PROBLEM REQUIREMENTS: Echo back every one of the following lines verbatim.

Spatial layout data:
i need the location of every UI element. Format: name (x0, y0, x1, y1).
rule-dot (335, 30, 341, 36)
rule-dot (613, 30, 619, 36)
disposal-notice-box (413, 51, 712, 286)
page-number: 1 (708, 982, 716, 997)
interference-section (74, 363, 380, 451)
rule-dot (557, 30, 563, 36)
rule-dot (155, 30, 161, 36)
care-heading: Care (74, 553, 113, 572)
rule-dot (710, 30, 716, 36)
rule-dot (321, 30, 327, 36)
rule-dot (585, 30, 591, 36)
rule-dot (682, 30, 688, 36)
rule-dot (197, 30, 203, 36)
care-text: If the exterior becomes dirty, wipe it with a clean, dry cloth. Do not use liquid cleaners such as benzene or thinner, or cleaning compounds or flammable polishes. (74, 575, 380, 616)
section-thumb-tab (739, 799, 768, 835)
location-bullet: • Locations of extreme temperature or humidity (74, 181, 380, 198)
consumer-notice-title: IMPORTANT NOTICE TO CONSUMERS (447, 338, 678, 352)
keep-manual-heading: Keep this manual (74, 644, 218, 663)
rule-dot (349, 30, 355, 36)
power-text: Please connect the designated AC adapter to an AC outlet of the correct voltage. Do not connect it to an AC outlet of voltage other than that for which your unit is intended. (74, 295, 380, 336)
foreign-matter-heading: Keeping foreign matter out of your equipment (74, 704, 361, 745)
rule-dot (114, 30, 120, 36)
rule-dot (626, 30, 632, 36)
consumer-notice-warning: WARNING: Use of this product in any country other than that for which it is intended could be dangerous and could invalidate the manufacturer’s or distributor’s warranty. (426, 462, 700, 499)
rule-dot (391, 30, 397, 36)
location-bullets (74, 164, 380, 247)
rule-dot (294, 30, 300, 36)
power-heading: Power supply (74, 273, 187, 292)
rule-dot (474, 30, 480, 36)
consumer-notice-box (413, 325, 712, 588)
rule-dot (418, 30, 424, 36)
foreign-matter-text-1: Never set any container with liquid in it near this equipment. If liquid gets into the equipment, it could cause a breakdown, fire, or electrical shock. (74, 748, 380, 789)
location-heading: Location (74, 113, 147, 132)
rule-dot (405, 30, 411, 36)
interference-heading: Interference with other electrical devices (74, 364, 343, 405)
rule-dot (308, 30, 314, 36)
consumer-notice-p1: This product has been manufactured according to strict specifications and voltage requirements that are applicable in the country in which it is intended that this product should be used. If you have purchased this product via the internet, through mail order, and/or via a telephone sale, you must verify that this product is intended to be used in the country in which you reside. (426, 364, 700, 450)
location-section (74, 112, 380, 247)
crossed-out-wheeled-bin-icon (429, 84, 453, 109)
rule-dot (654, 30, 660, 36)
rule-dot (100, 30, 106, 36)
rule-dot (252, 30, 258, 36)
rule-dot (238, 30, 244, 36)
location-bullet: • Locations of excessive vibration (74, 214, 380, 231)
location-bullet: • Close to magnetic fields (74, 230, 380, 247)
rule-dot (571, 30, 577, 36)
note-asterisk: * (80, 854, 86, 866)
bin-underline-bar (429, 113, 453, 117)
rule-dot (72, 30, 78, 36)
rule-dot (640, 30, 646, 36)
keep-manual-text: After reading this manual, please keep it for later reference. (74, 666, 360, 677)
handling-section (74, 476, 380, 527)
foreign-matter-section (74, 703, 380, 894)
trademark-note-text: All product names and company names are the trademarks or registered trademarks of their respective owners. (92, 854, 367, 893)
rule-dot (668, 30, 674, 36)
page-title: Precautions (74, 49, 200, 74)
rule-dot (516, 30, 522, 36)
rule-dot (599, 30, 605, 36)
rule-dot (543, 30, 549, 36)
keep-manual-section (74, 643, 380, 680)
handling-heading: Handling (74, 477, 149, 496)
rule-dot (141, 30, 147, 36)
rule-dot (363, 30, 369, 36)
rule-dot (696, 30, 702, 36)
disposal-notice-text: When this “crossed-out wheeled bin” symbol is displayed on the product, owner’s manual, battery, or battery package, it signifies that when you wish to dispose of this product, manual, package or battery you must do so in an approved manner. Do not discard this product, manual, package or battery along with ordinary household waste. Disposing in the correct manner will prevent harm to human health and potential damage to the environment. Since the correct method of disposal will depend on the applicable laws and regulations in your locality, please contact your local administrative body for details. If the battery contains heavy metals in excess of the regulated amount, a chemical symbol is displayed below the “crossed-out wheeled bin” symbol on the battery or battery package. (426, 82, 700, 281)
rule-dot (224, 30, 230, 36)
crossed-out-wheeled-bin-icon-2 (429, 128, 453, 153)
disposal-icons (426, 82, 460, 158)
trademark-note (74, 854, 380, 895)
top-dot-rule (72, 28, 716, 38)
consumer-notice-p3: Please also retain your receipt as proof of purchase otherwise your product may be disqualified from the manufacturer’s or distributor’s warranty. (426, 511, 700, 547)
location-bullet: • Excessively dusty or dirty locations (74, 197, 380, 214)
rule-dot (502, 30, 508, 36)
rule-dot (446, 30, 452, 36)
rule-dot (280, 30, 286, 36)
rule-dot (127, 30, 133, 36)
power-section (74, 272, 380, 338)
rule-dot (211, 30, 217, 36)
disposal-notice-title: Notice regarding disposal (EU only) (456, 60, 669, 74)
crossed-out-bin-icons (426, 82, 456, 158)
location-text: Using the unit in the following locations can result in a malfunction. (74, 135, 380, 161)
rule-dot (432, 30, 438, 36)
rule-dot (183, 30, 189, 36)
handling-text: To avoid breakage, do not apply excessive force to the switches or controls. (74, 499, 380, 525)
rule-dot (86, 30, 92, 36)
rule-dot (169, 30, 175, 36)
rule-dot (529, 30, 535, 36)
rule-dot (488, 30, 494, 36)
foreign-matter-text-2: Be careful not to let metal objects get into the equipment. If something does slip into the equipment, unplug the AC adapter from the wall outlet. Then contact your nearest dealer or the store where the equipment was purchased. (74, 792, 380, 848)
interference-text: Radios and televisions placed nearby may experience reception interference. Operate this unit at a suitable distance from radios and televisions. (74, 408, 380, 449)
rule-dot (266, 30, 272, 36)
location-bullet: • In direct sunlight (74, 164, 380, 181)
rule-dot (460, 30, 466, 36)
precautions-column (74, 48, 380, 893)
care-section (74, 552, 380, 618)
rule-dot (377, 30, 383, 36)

TASK RESPONSE:
i need the location of every UI element. Format: name (x0, y0, x1, y1).
rule-dot (335, 30, 341, 36)
rule-dot (613, 30, 619, 36)
disposal-notice-box (413, 51, 712, 286)
page-number: 1 (708, 982, 716, 997)
interference-section (74, 363, 380, 451)
rule-dot (557, 30, 563, 36)
rule-dot (155, 30, 161, 36)
care-heading: Care (74, 553, 113, 572)
rule-dot (710, 30, 716, 36)
rule-dot (321, 30, 327, 36)
rule-dot (585, 30, 591, 36)
rule-dot (682, 30, 688, 36)
rule-dot (197, 30, 203, 36)
care-text: If the exterior becomes dirty, wipe it with a clean, dry cloth. Do not use liquid cleaners such as benzene or thinner, or cleaning compounds or flammable polishes. (74, 575, 380, 616)
section-thumb-tab (739, 799, 768, 835)
location-bullet: • Locations of extreme temperature or humidity (74, 181, 380, 198)
consumer-notice-title: IMPORTANT NOTICE TO CONSUMERS (447, 338, 678, 352)
keep-manual-heading: Keep this manual (74, 644, 218, 663)
rule-dot (349, 30, 355, 36)
power-text: Please connect the designated AC adapter to an AC outlet of the correct voltage. Do not connect it to an AC outlet of voltage other than that for which your unit is intended. (74, 295, 380, 336)
foreign-matter-heading: Keeping foreign matter out of your equipment (74, 704, 361, 745)
rule-dot (114, 30, 120, 36)
rule-dot (626, 30, 632, 36)
consumer-notice-warning: WARNING: Use of this product in any country other than that for which it is intended could be dangerous and could invalidate the manufacturer’s or distributor’s warranty. (426, 462, 700, 499)
rule-dot (391, 30, 397, 36)
location-bullets (74, 164, 380, 247)
rule-dot (294, 30, 300, 36)
power-heading: Power supply (74, 273, 187, 292)
rule-dot (474, 30, 480, 36)
consumer-notice-box (413, 325, 712, 588)
rule-dot (418, 30, 424, 36)
foreign-matter-text-1: Never set any container with liquid in it near this equipment. If liquid gets into the equipment, it could cause a breakdown, fire, or electrical shock. (74, 748, 380, 789)
location-heading: Location (74, 113, 147, 132)
rule-dot (405, 30, 411, 36)
interference-heading: Interference with other electrical devices (74, 364, 343, 405)
rule-dot (308, 30, 314, 36)
consumer-notice-p1: This product has been manufactured according to strict specifications and voltage requirements that are applicable in the country in which it is intended that this product should be used. If you have purchased this product via the internet, through mail order, and/or via a telephone sale, you must verify that this product is intended to be used in the country in which you reside. (426, 364, 700, 450)
location-section (74, 112, 380, 247)
crossed-out-wheeled-bin-icon (429, 84, 453, 109)
rule-dot (654, 30, 660, 36)
rule-dot (100, 30, 106, 36)
rule-dot (252, 30, 258, 36)
rule-dot (238, 30, 244, 36)
location-bullet: • Locations of excessive vibration (74, 214, 380, 231)
location-bullet: • Close to magnetic fields (74, 230, 380, 247)
rule-dot (571, 30, 577, 36)
note-asterisk: * (80, 854, 86, 866)
bin-underline-bar (429, 113, 453, 117)
rule-dot (72, 30, 78, 36)
rule-dot (640, 30, 646, 36)
keep-manual-text: After reading this manual, please keep it for later reference. (74, 666, 360, 677)
handling-section (74, 476, 380, 527)
foreign-matter-section (74, 703, 380, 894)
trademark-note-text: All product names and company names are the trademarks or registered trademarks of their respective owners. (92, 854, 367, 893)
rule-dot (668, 30, 674, 36)
page-title: Precautions (74, 49, 200, 74)
rule-dot (516, 30, 522, 36)
rule-dot (599, 30, 605, 36)
rule-dot (543, 30, 549, 36)
keep-manual-section (74, 643, 380, 680)
handling-heading: Handling (74, 477, 149, 496)
rule-dot (141, 30, 147, 36)
rule-dot (363, 30, 369, 36)
rule-dot (696, 30, 702, 36)
disposal-notice-text: When this “crossed-out wheeled bin” symbol is displayed on the product, owner’s manual, battery, or battery package, it signifies that when you wish to dispose of this product, manual, package or battery you must do so in an approved manner. Do not discard this product, manual, package or battery along with ordinary household waste. Disposing in the correct manner will prevent harm to human health and potential damage to the environment. Since the correct method of disposal will depend on the applicable laws and regulations in your locality, please contact your local administrative body for details. If the battery contains heavy metals in excess of the regulated amount, a chemical symbol is displayed below the “crossed-out wheeled bin” symbol on the battery or battery package. (426, 82, 700, 281)
rule-dot (224, 30, 230, 36)
crossed-out-wheeled-bin-icon-2 (429, 128, 453, 153)
disposal-icons (426, 82, 460, 158)
trademark-note (74, 854, 380, 895)
top-dot-rule (72, 28, 716, 38)
consumer-notice-p3: Please also retain your receipt as proof of purchase otherwise your product may be disqualified from the manufacturer’s or distributor’s warranty. (426, 511, 700, 547)
location-bullet: • Excessively dusty or dirty locations (74, 197, 380, 214)
rule-dot (502, 30, 508, 36)
rule-dot (446, 30, 452, 36)
rule-dot (280, 30, 286, 36)
rule-dot (127, 30, 133, 36)
power-section (74, 272, 380, 338)
rule-dot (211, 30, 217, 36)
disposal-notice-title: Notice regarding disposal (EU only) (456, 60, 669, 74)
crossed-out-bin-icons (426, 82, 456, 158)
location-text: Using the unit in the following locations can result in a malfunction. (74, 135, 380, 161)
rule-dot (432, 30, 438, 36)
rule-dot (183, 30, 189, 36)
handling-text: To avoid breakage, do not apply excessive force to the switches or controls. (74, 499, 380, 525)
rule-dot (86, 30, 92, 36)
rule-dot (169, 30, 175, 36)
rule-dot (529, 30, 535, 36)
rule-dot (488, 30, 494, 36)
foreign-matter-text-2: Be careful not to let metal objects get into the equipment. If something does slip into the equipment, unplug the AC adapter from the wall outlet. Then contact your nearest dealer or the store where the equipment was purchased. (74, 792, 380, 848)
interference-text: Radios and televisions placed nearby may experience reception interference. Operate this unit at a suitable distance from radios and televisions. (74, 408, 380, 449)
rule-dot (266, 30, 272, 36)
location-bullet: • In direct sunlight (74, 164, 380, 181)
rule-dot (460, 30, 466, 36)
precautions-column (74, 48, 380, 893)
care-section (74, 552, 380, 618)
rule-dot (377, 30, 383, 36)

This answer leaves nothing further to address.